— Begin —

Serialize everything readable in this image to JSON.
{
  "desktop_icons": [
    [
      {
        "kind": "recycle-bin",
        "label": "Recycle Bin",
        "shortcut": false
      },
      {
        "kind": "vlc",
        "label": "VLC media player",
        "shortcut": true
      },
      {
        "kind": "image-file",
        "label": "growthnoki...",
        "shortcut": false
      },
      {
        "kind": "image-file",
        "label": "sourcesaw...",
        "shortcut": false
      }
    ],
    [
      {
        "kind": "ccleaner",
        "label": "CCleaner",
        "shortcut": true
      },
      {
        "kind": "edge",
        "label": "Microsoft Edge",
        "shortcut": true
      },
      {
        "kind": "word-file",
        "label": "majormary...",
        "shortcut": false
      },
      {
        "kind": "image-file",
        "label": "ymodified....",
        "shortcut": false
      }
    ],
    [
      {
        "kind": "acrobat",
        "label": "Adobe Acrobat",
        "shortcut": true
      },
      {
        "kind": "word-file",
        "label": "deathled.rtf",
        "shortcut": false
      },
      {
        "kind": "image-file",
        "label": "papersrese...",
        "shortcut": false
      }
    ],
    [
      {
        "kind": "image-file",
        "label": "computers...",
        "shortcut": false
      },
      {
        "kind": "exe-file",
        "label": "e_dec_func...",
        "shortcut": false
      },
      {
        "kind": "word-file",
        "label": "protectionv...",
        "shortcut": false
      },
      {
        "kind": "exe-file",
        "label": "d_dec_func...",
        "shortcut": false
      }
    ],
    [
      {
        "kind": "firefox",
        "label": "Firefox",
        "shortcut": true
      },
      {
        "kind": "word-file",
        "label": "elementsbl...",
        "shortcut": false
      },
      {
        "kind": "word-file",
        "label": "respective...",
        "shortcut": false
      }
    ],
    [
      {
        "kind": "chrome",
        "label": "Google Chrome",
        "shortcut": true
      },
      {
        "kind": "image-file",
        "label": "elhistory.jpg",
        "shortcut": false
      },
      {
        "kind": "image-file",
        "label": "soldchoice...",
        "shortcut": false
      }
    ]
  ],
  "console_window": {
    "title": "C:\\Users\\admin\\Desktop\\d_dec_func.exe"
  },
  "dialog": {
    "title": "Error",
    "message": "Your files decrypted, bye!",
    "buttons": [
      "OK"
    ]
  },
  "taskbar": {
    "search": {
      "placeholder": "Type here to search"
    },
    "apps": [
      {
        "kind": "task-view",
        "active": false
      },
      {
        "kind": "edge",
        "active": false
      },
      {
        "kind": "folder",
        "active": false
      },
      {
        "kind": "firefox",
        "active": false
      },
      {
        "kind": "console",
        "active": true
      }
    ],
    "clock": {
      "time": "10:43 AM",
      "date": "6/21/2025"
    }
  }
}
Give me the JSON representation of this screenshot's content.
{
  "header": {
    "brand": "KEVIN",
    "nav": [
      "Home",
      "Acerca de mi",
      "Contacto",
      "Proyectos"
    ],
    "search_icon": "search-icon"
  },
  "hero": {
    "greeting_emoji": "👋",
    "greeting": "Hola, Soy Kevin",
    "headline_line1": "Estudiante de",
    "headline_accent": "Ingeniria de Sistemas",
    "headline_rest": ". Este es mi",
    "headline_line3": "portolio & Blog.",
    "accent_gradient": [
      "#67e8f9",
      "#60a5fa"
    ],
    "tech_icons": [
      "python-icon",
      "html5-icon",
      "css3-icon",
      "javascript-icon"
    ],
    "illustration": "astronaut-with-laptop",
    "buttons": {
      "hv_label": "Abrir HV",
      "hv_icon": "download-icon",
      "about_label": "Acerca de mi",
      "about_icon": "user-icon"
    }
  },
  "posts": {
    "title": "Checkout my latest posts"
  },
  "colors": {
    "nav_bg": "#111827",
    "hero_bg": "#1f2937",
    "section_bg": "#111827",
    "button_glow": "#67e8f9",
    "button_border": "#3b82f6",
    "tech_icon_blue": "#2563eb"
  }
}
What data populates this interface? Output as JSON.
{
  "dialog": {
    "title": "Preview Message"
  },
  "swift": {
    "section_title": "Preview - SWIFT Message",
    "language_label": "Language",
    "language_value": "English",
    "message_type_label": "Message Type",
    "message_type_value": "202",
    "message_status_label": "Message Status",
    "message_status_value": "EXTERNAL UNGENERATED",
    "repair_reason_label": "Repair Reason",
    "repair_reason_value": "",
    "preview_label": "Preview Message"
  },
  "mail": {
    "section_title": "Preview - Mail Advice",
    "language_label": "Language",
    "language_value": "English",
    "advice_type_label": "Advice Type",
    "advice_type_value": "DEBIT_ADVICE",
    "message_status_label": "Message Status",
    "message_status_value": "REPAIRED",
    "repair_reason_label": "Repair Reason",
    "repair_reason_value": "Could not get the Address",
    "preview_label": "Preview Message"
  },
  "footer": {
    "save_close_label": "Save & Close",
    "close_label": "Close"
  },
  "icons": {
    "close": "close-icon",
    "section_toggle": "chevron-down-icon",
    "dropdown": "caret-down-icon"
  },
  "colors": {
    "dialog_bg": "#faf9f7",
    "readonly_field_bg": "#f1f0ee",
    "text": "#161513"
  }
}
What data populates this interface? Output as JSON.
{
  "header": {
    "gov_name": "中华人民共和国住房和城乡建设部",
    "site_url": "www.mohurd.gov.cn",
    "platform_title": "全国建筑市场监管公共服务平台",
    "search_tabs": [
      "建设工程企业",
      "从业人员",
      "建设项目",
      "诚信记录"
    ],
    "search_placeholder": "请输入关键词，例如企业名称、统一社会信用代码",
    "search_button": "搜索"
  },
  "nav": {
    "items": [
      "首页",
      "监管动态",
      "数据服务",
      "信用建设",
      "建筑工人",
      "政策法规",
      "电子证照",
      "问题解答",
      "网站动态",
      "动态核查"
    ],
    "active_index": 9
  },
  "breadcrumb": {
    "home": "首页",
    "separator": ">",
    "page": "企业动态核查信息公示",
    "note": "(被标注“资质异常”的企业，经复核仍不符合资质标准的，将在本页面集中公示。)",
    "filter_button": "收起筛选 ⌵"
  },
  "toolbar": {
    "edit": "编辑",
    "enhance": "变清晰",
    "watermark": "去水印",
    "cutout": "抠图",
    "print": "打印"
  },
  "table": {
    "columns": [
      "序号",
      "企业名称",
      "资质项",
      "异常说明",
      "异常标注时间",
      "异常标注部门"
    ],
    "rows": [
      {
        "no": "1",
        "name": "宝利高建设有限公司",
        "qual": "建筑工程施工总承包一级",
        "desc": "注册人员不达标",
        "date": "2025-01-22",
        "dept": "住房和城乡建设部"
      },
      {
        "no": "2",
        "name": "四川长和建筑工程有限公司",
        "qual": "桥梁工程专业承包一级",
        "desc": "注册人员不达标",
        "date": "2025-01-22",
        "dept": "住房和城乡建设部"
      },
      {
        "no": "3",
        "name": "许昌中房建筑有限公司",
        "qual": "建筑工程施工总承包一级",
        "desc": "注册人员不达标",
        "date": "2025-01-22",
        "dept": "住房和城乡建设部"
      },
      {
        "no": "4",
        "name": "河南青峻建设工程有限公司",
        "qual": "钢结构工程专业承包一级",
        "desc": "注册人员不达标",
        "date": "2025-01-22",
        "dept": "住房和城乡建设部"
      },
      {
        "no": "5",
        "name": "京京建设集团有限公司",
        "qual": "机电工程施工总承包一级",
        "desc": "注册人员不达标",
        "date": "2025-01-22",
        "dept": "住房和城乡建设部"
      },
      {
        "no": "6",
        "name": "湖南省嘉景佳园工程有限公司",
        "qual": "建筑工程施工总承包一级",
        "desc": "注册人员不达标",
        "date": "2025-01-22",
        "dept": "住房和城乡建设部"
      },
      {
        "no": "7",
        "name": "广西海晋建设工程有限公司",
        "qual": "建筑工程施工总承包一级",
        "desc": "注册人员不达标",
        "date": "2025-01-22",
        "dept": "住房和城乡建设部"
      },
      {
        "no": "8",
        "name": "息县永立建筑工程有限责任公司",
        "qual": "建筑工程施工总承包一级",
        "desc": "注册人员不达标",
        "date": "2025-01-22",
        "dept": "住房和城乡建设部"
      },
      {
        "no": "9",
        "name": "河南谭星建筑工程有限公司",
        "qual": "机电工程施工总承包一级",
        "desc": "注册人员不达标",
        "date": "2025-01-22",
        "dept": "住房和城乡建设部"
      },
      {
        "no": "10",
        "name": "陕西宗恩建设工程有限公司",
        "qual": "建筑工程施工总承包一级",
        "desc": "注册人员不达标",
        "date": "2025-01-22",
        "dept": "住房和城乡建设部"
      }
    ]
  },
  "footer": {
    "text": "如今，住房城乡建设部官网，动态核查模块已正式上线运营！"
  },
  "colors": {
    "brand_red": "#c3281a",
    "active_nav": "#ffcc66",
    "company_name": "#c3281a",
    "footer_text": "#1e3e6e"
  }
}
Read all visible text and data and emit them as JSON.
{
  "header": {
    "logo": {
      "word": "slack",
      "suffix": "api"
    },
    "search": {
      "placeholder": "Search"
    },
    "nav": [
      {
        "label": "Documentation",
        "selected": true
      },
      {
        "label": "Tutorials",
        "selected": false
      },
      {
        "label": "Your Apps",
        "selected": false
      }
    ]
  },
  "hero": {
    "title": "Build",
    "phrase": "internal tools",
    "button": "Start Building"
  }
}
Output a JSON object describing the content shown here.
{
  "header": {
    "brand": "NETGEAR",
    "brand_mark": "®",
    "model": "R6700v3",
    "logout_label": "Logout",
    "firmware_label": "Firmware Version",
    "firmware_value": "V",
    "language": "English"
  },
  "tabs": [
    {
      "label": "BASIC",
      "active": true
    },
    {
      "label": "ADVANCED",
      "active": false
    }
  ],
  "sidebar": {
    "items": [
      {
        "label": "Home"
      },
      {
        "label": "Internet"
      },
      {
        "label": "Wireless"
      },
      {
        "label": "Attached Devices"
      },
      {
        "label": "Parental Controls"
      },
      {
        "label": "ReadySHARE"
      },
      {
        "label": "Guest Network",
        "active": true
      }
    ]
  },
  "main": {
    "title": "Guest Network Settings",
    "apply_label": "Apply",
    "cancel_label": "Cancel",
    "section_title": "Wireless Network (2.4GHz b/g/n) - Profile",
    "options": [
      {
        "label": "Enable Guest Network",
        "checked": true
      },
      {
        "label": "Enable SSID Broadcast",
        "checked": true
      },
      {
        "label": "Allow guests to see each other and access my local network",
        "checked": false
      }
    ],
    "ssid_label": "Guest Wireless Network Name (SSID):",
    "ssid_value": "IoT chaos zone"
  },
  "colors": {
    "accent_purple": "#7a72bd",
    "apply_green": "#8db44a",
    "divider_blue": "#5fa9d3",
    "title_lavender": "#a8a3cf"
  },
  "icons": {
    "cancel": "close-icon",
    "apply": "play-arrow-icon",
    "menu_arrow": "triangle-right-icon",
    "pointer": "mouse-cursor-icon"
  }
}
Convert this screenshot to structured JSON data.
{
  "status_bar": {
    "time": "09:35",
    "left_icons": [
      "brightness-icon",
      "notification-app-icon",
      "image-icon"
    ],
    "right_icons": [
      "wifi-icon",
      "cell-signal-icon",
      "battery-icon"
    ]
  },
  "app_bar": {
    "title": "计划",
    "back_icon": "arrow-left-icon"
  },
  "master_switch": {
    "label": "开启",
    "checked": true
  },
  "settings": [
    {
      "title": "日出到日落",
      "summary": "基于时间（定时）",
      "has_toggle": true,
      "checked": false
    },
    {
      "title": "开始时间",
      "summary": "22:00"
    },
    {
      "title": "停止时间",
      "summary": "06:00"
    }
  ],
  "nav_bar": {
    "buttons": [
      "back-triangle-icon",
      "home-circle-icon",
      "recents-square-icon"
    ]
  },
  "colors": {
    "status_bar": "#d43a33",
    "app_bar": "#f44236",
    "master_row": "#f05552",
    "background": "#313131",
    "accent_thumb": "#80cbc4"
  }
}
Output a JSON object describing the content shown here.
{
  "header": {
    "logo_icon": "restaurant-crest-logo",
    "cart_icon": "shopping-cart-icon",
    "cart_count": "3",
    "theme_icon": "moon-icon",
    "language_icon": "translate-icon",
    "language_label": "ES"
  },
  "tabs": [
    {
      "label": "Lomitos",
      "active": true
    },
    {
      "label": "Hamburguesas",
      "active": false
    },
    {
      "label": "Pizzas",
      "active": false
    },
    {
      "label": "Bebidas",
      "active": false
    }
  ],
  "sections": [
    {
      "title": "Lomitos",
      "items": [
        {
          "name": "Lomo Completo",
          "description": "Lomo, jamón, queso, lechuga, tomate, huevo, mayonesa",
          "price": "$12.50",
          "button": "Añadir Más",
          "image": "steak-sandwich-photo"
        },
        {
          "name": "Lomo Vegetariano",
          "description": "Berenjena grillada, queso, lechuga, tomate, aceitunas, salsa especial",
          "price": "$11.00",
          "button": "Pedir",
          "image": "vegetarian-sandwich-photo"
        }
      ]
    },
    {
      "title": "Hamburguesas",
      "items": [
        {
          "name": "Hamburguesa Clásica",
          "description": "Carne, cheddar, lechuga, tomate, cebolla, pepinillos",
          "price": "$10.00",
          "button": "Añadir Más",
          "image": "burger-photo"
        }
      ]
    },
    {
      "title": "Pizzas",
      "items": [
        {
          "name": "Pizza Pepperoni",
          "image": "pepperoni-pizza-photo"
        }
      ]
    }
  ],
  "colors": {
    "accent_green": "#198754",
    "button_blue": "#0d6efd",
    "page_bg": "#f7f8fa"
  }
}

— End —

Exercise prompt: Copy every line of the data that holds the string "triangle".

Problem solution:
    "menu_arrow": "triangle-right-icon",
      "back-triangle-icon",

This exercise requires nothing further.